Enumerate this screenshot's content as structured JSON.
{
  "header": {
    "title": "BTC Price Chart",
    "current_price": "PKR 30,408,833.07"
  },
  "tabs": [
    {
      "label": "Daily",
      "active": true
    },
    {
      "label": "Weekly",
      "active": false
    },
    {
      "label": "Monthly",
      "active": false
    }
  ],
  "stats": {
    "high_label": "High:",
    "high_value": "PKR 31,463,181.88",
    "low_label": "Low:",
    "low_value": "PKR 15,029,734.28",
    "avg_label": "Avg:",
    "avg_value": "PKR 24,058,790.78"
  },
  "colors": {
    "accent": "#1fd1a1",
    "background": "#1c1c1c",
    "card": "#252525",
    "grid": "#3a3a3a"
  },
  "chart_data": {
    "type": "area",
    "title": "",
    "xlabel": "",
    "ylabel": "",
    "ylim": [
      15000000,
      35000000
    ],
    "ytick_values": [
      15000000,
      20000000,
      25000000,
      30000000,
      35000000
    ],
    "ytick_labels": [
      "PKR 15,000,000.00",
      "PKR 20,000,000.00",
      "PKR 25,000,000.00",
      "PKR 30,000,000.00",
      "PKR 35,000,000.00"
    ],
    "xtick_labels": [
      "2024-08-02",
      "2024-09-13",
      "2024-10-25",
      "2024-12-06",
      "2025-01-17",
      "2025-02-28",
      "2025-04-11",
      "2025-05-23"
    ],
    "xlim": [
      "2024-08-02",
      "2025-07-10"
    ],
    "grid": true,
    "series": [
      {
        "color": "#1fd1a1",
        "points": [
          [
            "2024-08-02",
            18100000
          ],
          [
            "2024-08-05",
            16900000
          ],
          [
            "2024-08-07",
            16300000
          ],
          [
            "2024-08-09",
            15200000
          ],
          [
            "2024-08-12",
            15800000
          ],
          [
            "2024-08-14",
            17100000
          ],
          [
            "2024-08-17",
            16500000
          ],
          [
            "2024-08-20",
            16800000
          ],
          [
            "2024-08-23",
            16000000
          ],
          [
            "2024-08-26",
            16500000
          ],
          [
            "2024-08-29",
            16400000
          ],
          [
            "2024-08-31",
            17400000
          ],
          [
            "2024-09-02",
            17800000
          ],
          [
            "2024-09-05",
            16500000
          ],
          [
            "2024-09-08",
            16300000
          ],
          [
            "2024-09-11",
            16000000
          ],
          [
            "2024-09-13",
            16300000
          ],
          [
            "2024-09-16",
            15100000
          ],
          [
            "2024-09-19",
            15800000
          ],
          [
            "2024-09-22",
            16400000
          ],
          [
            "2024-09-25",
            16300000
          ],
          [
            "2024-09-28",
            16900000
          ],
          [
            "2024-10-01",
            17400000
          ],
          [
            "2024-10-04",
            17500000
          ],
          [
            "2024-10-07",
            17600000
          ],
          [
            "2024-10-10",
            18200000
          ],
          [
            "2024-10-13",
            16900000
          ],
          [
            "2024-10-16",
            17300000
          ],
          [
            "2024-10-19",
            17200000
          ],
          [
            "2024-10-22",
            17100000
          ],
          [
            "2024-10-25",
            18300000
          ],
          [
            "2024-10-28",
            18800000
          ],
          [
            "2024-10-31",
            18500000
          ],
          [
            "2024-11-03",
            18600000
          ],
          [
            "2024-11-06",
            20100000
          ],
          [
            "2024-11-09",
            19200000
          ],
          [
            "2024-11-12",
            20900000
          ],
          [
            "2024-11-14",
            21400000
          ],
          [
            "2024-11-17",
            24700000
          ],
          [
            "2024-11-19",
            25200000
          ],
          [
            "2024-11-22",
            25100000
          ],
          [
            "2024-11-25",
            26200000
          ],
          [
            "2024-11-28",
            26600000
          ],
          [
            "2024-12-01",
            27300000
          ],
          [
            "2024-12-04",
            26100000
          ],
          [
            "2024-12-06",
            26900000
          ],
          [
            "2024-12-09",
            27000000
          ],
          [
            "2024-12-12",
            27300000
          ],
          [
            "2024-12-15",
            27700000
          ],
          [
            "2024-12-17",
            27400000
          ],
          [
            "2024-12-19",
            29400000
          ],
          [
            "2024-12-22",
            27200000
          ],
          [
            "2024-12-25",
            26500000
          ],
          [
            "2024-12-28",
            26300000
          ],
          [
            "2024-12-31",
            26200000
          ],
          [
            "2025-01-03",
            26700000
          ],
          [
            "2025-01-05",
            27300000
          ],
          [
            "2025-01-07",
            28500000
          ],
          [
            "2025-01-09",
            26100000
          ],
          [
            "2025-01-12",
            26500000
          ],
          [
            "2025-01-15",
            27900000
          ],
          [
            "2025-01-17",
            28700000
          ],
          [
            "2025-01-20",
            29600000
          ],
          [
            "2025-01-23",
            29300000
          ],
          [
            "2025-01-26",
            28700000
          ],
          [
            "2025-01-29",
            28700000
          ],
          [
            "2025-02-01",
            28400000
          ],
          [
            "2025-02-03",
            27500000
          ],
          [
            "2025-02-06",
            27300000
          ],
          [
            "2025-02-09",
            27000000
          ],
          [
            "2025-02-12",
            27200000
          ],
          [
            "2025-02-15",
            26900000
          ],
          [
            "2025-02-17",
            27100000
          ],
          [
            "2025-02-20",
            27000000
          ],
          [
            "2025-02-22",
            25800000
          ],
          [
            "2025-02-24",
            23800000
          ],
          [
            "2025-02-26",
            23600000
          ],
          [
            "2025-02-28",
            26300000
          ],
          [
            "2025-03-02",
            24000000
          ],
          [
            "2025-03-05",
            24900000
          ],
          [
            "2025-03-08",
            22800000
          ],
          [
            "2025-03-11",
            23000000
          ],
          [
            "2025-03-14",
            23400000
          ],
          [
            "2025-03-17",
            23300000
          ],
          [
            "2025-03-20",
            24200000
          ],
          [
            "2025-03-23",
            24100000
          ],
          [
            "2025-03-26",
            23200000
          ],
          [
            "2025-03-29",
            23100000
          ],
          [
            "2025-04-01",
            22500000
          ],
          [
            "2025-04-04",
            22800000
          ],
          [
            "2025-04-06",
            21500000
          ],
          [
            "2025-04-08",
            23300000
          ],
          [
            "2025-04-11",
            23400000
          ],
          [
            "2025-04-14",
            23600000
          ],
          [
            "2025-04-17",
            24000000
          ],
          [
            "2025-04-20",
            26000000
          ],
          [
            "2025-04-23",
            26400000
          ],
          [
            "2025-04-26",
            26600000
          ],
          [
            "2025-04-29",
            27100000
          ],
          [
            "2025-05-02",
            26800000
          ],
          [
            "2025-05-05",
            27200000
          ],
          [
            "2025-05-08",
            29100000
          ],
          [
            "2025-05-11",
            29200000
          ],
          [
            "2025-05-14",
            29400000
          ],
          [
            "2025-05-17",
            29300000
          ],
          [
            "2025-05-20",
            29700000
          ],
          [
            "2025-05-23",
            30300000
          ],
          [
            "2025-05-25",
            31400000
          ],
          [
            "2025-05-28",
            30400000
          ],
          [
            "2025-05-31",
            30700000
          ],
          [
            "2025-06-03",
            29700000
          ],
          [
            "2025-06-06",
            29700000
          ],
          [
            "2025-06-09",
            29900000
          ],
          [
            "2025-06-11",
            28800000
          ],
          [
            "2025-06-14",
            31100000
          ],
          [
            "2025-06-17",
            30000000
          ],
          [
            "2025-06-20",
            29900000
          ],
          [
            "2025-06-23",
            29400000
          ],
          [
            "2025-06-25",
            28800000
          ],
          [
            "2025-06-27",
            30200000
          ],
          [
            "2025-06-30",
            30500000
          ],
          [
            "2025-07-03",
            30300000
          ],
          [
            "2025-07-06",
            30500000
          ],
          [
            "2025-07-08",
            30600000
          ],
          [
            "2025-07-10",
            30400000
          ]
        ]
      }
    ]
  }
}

★ ★ ★ ★

> [TASK REQUIREMENTS] Copy every line verbatim.

> [SOLUTION]
Enumerate this screenshot's content as structured JSON.
{
  "header": {
    "title": "BTC Price Chart",
    "current_price": "PKR 30,408,833.07"
  },
  "tabs": [
    {
      "label": "Daily",
      "active": true
    },
    {
      "label": "Weekly",
      "active": false
    },
    {
      "label": "Monthly",
      "active": false
    }
  ],
  "stats": {
    "high_label": "High:",
    "high_value": "PKR 31,463,181.88",
    "low_label": "Low:",
    "low_value": "PKR 15,029,734.28",
    "avg_label": "Avg:",
    "avg_value": "PKR 24,058,790.78"
  },
  "colors": {
    "accent": "#1fd1a1",
    "background": "#1c1c1c",
    "card": "#252525",
    "grid": "#3a3a3a"
  },
  "chart_data": {
    "type": "area",
    "title": "",
    "xlabel": "",
    "ylabel": "",
    "ylim": [
      15000000,
      35000000
    ],
    "ytick_values": [
      15000000,
      20000000,
      25000000,
      30000000,
      35000000
    ],
    "ytick_labels": [
      "PKR 15,000,000.00",
      "PKR 20,000,000.00",
      "PKR 25,000,000.00",
      "PKR 30,000,000.00",
      "PKR 35,000,000.00"
    ],
    "xtick_labels": [
      "2024-08-02",
      "2024-09-13",
      "2024-10-25",
      "2024-12-06",
      "2025-01-17",
      "2025-02-28",
      "2025-04-11",
      "2025-05-23"
    ],
    "xlim": [
      "2024-08-02",
      "2025-07-10"
    ],
    "grid": true,
    "series": [
      {
        "color": "#1fd1a1",
        "points": [
          [
            "2024-08-02",
            18100000
          ],
          [
            "2024-08-05",
            16900000
          ],
          [
            "2024-08-07",
            16300000
          ],
          [
            "2024-08-09",
            15200000
          ],
          [
            "2024-08-12",
            15800000
          ],
          [
            "2024-08-14",
            17100000
          ],
          [
            "2024-08-17",
            16500000
          ],
          [
            "2024-08-20",
            16800000
          ],
          [
            "2024-08-23",
            16000000
          ],
          [
            "2024-08-26",
            16500000
          ],
          [
            "2024-08-29",
            16400000
          ],
          [
            "2024-08-31",
            17400000
          ],
          [
            "2024-09-02",
            17800000
          ],
          [
            "2024-09-05",
            16500000
          ],
          [
            "2024-09-08",
            16300000
          ],
          [
            "2024-09-11",
            16000000
          ],
          [
            "2024-09-13",
            16300000
          ],
          [
            "2024-09-16",
            15100000
          ],
          [
            "2024-09-19",
            15800000
          ],
          [
            "2024-09-22",
            16400000
          ],
          [
            "2024-09-25",
            16300000
          ],
          [
            "2024-09-28",
            16900000
          ],
          [
            "2024-10-01",
            17400000
          ],
          [
            "2024-10-04",
            17500000
          ],
          [
            "2024-10-07",
            17600000
          ],
          [
            "2024-10-10",
            18200000
          ],
          [
            "2024-10-13",
            16900000
          ],
          [
            "2024-10-16",
            17300000
          ],
          [
            "2024-10-19",
            17200000
          ],
          [
            "2024-10-22",
            17100000
          ],
          [
            "2024-10-25",
            18300000
          ],
          [
            "2024-10-28",
            18800000
          ],
          [
            "2024-10-31",
            18500000
          ],
          [
            "2024-11-03",
            18600000
          ],
          [
            "2024-11-06",
            20100000
          ],
          [
            "2024-11-09",
            19200000
          ],
          [
            "2024-11-12",
            20900000
          ],
          [
            "2024-11-14",
            21400000
          ],
          [
            "2024-11-17",
            24700000
          ],
          [
            "2024-11-19",
            25200000
          ],
          [
            "2024-11-22",
            25100000
          ],
          [
            "2024-11-25",
            26200000
          ],
          [
            "2024-11-28",
            26600000
          ],
          [
            "2024-12-01",
            27300000
          ],
          [
            "2024-12-04",
            26100000
          ],
          [
            "2024-12-06",
            26900000
          ],
          [
            "2024-12-09",
            27000000
          ],
          [
            "2024-12-12",
            27300000
          ],
          [
            "2024-12-15",
            27700000
          ],
          [
            "2024-12-17",
            27400000
          ],
          [
            "2024-12-19",
            29400000
          ],
          [
            "2024-12-22",
            27200000
          ],
          [
            "2024-12-25",
            26500000
          ],
          [
            "2024-12-28",
            26300000
          ],
          [
            "2024-12-31",
            26200000
          ],
          [
            "2025-01-03",
            26700000
          ],
          [
            "2025-01-05",
            27300000
          ],
          [
            "2025-01-07",
            28500000
          ],
          [
            "2025-01-09",
            26100000
          ],
          [
            "2025-01-12",
            26500000
          ],
          [
            "2025-01-15",
            27900000
          ],
          [
            "2025-01-17",
            28700000
          ],
          [
            "2025-01-20",
            29600000
          ],
          [
            "2025-01-23",
            29300000
          ],
          [
            "2025-01-26",
            28700000
          ],
          [
            "2025-01-29",
            28700000
          ],
          [
            "2025-02-01",
            28400000
          ],
          [
            "2025-02-03",
            27500000
          ],
          [
            "2025-02-06",
            27300000
          ],
          [
            "2025-02-09",
            27000000
          ],
          [
            "2025-02-12",
            27200000
          ],
          [
            "2025-02-15",
            26900000
          ],
          [
            "2025-02-17",
            27100000
          ],
          [
            "2025-02-20",
            27000000
          ],
          [
            "2025-02-22",
            25800000
          ],
          [
            "2025-02-24",
            23800000
          ],
          [
            "2025-02-26",
            23600000
          ],
          [
            "2025-02-28",
            26300000
          ],
          [
            "2025-03-02",
            24000000
          ],
          [
            "2025-03-05",
            24900000
          ],
          [
            "2025-03-08",
            22800000
          ],
          [
            "2025-03-11",
            23000000
          ],
          [
            "2025-03-14",
            23400000
          ],
          [
            "2025-03-17",
            23300000
          ],
          [
            "2025-03-20",
            24200000
          ],
          [
            "2025-03-23",
            24100000
          ],
          [
            "2025-03-26",
            23200000
          ],
          [
            "2025-03-29",
            23100000
          ],
          [
            "2025-04-01",
            22500000
          ],
          [
            "2025-04-04",
            22800000
          ],
          [
            "2025-04-06",
            21500000
          ],
          [
            "2025-04-08",
            23300000
          ],
          [
            "2025-04-11",
            23400000
          ],
          [
            "2025-04-14",
            23600000
          ],
          [
            "2025-04-17",
            24000000
          ],
          [
            "2025-04-20",
            26000000
          ],
          [
            "2025-04-23",
            26400000
          ],
          [
            "2025-04-26",
            26600000
          ],
          [
            "2025-04-29",
            27100000
          ],
          [
            "2025-05-02",
            26800000
          ],
          [
            "2025-05-05",
            27200000
          ],
          [
            "2025-05-08",
            29100000
          ],
          [
            "2025-05-11",
            29200000
          ],
          [
            "2025-05-14",
            29400000
          ],
          [
            "2025-05-17",
            29300000
          ],
          [
            "2025-05-20",
            29700000
          ],
          [
            "2025-05-23",
            30300000
          ],
          [
            "2025-05-25",
            31400000
          ],
          [
            "2025-05-28",
            30400000
          ],
          [
            "2025-05-31",
            30700000
          ],
          [
            "2025-06-03",
            29700000
          ],
          [
            "2025-06-06",
            29700000
          ],
          [
            "2025-06-09",
            29900000
          ],
          [
            "2025-06-11",
            28800000
          ],
          [
            "2025-06-14",
            31100000
          ],
          [
            "2025-06-17",
            30000000
          ],
          [
            "2025-06-20",
            29900000
          ],
          [
            "2025-06-23",
            29400000
          ],
          [
            "2025-06-25",
            28800000
          ],
          [
            "2025-06-27",
            30200000
          ],
          [
            "2025-06-30",
            30500000
          ],
          [
            "2025-07-03",
            30300000
          ],
          [
            "2025-07-06",
            30500000
          ],
          [
            "2025-07-08",
            30600000
          ],
          [
            "2025-07-10",
            30400000
          ]
        ]
      }
    ]
  }
}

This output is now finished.